EXERCISE REQUIREMENTS
Copy out each line of the material below that holds the string "text".

-- Start --

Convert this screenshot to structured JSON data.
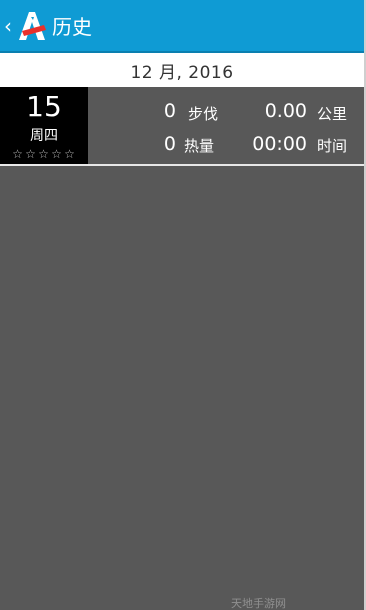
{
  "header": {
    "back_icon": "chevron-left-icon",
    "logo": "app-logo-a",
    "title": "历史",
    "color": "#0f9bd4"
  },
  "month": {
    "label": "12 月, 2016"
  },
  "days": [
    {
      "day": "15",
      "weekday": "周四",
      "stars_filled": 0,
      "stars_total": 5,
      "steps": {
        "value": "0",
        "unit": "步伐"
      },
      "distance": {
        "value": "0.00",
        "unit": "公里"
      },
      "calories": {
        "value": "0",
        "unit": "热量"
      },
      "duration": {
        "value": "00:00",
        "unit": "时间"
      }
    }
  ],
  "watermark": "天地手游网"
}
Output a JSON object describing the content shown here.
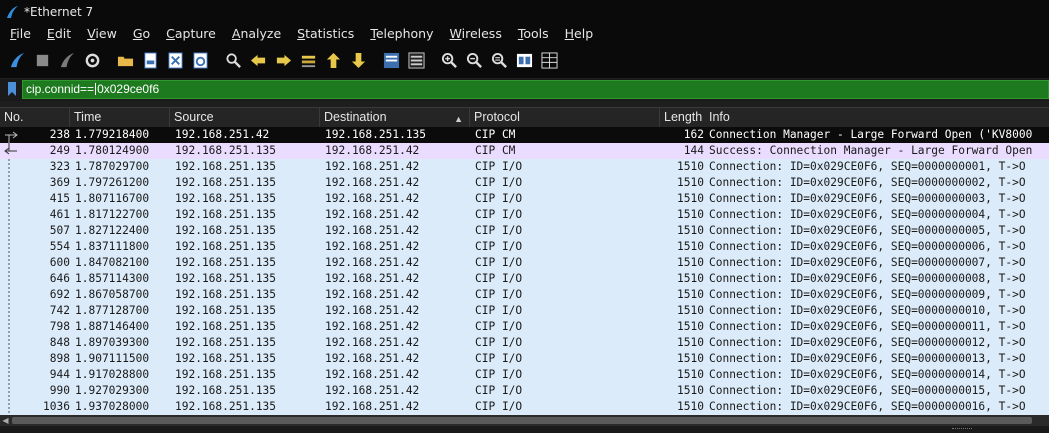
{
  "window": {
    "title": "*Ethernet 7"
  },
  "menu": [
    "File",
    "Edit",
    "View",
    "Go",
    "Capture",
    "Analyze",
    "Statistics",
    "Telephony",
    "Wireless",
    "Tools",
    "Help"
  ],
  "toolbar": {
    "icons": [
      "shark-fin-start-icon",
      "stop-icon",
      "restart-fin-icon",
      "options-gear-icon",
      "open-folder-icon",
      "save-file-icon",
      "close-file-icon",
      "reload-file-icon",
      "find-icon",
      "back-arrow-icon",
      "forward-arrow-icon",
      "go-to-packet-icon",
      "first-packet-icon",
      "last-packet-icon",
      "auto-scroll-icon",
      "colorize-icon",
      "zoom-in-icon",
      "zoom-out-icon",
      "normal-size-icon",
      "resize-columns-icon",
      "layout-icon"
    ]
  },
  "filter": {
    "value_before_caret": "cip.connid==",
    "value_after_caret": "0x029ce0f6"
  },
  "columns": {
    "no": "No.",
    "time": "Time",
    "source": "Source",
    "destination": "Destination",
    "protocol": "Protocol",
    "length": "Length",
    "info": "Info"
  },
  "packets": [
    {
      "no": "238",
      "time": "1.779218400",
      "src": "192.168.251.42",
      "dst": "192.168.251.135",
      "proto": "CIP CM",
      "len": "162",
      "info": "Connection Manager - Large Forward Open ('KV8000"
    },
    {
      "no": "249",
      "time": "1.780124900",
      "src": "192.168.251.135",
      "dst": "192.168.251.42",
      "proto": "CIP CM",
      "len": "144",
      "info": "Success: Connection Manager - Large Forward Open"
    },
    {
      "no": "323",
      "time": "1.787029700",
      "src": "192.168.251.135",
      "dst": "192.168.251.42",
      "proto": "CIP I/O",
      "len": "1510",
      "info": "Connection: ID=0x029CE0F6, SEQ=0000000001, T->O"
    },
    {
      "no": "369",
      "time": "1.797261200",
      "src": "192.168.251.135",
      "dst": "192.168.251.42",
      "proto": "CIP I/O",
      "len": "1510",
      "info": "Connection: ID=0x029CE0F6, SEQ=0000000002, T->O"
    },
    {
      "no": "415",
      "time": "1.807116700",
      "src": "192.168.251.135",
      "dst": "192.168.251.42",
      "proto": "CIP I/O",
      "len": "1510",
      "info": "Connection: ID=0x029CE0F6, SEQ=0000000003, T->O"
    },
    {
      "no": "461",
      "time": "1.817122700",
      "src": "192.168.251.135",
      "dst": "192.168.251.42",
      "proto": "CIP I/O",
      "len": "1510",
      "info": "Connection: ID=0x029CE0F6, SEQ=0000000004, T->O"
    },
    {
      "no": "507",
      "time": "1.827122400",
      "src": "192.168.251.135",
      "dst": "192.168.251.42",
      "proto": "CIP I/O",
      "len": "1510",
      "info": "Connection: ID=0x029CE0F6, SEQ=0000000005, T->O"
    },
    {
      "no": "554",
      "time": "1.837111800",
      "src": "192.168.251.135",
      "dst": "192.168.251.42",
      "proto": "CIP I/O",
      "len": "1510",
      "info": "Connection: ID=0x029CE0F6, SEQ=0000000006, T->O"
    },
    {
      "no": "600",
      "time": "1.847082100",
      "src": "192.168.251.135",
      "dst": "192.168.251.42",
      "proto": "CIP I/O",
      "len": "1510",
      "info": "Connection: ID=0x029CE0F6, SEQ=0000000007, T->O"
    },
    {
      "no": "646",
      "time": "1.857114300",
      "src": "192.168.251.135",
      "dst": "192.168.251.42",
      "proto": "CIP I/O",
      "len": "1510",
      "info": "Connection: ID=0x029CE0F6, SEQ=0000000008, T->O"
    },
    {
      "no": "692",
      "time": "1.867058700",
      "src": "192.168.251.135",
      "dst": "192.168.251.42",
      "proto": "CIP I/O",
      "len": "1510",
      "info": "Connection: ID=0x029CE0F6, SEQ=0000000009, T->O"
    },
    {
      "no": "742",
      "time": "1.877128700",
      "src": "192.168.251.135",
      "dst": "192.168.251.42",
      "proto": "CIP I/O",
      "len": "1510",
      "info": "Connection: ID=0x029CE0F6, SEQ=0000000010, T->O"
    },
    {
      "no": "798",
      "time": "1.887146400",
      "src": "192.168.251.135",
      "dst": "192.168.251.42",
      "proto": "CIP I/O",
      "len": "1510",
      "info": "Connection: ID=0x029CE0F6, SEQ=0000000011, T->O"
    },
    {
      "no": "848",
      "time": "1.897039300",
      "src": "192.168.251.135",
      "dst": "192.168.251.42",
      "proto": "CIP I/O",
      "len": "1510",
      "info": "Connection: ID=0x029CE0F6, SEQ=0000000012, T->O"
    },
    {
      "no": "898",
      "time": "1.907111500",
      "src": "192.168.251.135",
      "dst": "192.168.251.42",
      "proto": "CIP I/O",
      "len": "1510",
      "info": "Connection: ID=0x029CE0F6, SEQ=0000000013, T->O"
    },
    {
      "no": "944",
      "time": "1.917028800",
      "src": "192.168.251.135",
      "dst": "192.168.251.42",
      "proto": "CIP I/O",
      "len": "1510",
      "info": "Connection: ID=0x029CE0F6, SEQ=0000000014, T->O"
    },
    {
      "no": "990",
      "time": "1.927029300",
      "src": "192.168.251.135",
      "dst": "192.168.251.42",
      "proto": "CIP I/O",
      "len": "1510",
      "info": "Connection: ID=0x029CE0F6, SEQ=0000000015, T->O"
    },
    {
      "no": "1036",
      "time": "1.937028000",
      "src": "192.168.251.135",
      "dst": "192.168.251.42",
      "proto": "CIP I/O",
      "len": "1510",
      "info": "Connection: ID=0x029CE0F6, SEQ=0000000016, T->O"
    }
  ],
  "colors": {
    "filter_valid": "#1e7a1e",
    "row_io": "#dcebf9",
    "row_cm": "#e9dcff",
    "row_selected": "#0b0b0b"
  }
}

-- End --
-- Start --

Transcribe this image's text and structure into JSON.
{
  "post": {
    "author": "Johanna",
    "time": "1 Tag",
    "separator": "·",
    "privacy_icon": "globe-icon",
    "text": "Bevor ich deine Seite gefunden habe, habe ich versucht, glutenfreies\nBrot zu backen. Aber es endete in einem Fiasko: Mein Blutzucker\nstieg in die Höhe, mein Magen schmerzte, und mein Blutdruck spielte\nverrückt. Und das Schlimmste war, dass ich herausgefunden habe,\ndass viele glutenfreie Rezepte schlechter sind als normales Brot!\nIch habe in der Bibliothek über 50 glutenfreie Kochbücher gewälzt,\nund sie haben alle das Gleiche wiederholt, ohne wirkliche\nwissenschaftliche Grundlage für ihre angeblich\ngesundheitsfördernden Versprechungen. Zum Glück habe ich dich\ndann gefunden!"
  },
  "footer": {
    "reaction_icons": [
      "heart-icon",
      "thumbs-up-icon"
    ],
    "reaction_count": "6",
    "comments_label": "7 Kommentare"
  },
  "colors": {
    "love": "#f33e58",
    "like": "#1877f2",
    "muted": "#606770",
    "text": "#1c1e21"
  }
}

-- End --

OUTPUT OF THE TASK
Transcribe this image's text and structure into JSON.
    "text": "Bevor ich deine Seite gefunden habe, habe ich versucht, glutenfreies\nBrot zu backen. Aber es endete in einem Fiasko: Mein Blutzucker\nstieg in die Höhe, mein Magen schmerzte, und mein Blutdruck spielte\nverrückt. Und das Schlimmste war, dass ich herausgefunden habe,\ndass viele glutenfreie Rezepte schlechter sind als normales Brot!\nIch habe in der Bibliothek über 50 glutenfreie Kochbücher gewälzt,\nund sie haben alle das Gleiche wiederholt, ohne wirkliche\nwissenschaftliche Grundlage für ihre angeblich\ngesundheitsfördernden Versprechungen. Zum Glück habe ich dich\ndann gefunden!"
    "text": "#1c1e21"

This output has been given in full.